Dataset excerpts
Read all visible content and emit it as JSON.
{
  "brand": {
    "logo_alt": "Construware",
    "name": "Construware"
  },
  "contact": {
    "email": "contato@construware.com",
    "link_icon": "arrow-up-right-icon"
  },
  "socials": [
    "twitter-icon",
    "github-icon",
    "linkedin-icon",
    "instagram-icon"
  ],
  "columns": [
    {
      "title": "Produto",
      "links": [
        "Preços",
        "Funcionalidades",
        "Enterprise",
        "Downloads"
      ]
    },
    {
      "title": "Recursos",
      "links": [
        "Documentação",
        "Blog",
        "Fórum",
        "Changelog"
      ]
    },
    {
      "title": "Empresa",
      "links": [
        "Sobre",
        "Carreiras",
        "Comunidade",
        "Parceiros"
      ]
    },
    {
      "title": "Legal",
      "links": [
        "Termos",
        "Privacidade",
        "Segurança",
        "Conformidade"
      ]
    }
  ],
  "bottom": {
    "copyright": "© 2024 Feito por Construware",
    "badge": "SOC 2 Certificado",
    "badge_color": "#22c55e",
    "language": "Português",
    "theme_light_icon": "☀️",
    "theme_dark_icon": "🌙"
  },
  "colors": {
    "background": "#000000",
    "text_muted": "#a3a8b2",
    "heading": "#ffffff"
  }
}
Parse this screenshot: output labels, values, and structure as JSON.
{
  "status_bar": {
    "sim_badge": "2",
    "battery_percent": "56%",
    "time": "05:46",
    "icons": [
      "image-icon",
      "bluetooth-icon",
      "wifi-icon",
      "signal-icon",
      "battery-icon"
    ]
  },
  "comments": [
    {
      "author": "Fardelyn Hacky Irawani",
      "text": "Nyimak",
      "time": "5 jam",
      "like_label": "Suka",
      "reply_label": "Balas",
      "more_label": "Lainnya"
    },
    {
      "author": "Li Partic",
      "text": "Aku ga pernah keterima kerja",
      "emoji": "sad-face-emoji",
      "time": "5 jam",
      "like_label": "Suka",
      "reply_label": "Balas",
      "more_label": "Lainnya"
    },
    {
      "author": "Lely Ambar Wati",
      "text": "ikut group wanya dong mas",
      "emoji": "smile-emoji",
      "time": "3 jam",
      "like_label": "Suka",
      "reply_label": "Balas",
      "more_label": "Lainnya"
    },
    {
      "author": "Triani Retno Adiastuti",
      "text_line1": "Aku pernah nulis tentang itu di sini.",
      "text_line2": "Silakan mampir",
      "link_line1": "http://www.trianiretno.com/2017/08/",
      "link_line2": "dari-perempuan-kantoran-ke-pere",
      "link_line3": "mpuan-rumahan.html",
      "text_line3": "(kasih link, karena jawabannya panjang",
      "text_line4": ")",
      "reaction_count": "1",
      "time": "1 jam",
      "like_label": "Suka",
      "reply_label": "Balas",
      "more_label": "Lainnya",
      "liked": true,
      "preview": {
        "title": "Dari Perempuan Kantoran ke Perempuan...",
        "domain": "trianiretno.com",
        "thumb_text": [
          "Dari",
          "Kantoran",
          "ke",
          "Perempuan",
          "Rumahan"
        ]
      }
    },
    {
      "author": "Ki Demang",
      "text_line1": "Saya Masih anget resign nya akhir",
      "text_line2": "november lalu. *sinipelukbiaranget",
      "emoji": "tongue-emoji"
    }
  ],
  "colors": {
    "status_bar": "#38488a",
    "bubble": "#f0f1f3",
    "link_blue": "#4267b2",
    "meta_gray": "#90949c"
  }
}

▶ **Task to complete**:
Transcribe all of the lines in the records precisely.

▶ **Correct output**:
Read all visible content and emit it as JSON.
{
  "brand": {
    "logo_alt": "Construware",
    "name": "Construware"
  },
  "contact": {
    "email": "contato@construware.com",
    "link_icon": "arrow-up-right-icon"
  },
  "socials": [
    "twitter-icon",
    "github-icon",
    "linkedin-icon",
    "instagram-icon"
  ],
  "columns": [
    {
      "title": "Produto",
      "links": [
        "Preços",
        "Funcionalidades",
        "Enterprise",
        "Downloads"
      ]
    },
    {
      "title": "Recursos",
      "links": [
        "Documentação",
        "Blog",
        "Fórum",
        "Changelog"
      ]
    },
    {
      "title": "Empresa",
      "links": [
        "Sobre",
        "Carreiras",
        "Comunidade",
        "Parceiros"
      ]
    },
    {
      "title": "Legal",
      "links": [
        "Termos",
        "Privacidade",
        "Segurança",
        "Conformidade"
      ]
    }
  ],
  "bottom": {
    "copyright": "© 2024 Feito por Construware",
    "badge": "SOC 2 Certificado",
    "badge_color": "#22c55e",
    "language": "Português",
    "theme_light_icon": "☀️",
    "theme_dark_icon": "🌙"
  },
  "colors": {
    "background": "#000000",
    "text_muted": "#a3a8b2",
    "heading": "#ffffff"
  }
}
Parse this screenshot: output labels, values, and structure as JSON.
{
  "status_bar": {
    "sim_badge": "2",
    "battery_percent": "56%",
    "time": "05:46",
    "icons": [
      "image-icon",
      "bluetooth-icon",
      "wifi-icon",
      "signal-icon",
      "battery-icon"
    ]
  },
  "comments": [
    {
      "author": "Fardelyn Hacky Irawani",
      "text": "Nyimak",
      "time": "5 jam",
      "like_label": "Suka",
      "reply_label": "Balas",
      "more_label": "Lainnya"
    },
    {
      "author": "Li Partic",
      "text": "Aku ga pernah keterima kerja",
      "emoji": "sad-face-emoji",
      "time": "5 jam",
      "like_label": "Suka",
      "reply_label": "Balas",
      "more_label": "Lainnya"
    },
    {
      "author": "Lely Ambar Wati",
      "text": "ikut group wanya dong mas",
      "emoji": "smile-emoji",
      "time": "3 jam",
      "like_label": "Suka",
      "reply_label": "Balas",
      "more_label": "Lainnya"
    },
    {
      "author": "Triani Retno Adiastuti",
      "text_line1": "Aku pernah nulis tentang itu di sini.",
      "text_line2": "Silakan mampir",
      "link_line1": "http://www.trianiretno.com/2017/08/",
      "link_line2": "dari-perempuan-kantoran-ke-pere",
      "link_line3": "mpuan-rumahan.html",
      "text_line3": "(kasih link, karena jawabannya panjang",
      "text_line4": ")",
      "reaction_count": "1",
      "time": "1 jam",
      "like_label": "Suka",
      "reply_label": "Balas",
      "more_label": "Lainnya",
      "liked": true,
      "preview": {
        "title": "Dari Perempuan Kantoran ke Perempuan...",
        "domain": "trianiretno.com",
        "thumb_text": [
          "Dari",
          "Kantoran",
          "ke",
          "Perempuan",
          "Rumahan"
        ]
      }
    },
    {
      "author": "Ki Demang",
      "text_line1": "Saya Masih anget resign nya akhir",
      "text_line2": "november lalu. *sinipelukbiaranget",
      "emoji": "tongue-emoji"
    }
  ],
  "colors": {
    "status_bar": "#38488a",
    "bubble": "#f0f1f3",
    "link_blue": "#4267b2",
    "meta_gray": "#90949c"
  }
}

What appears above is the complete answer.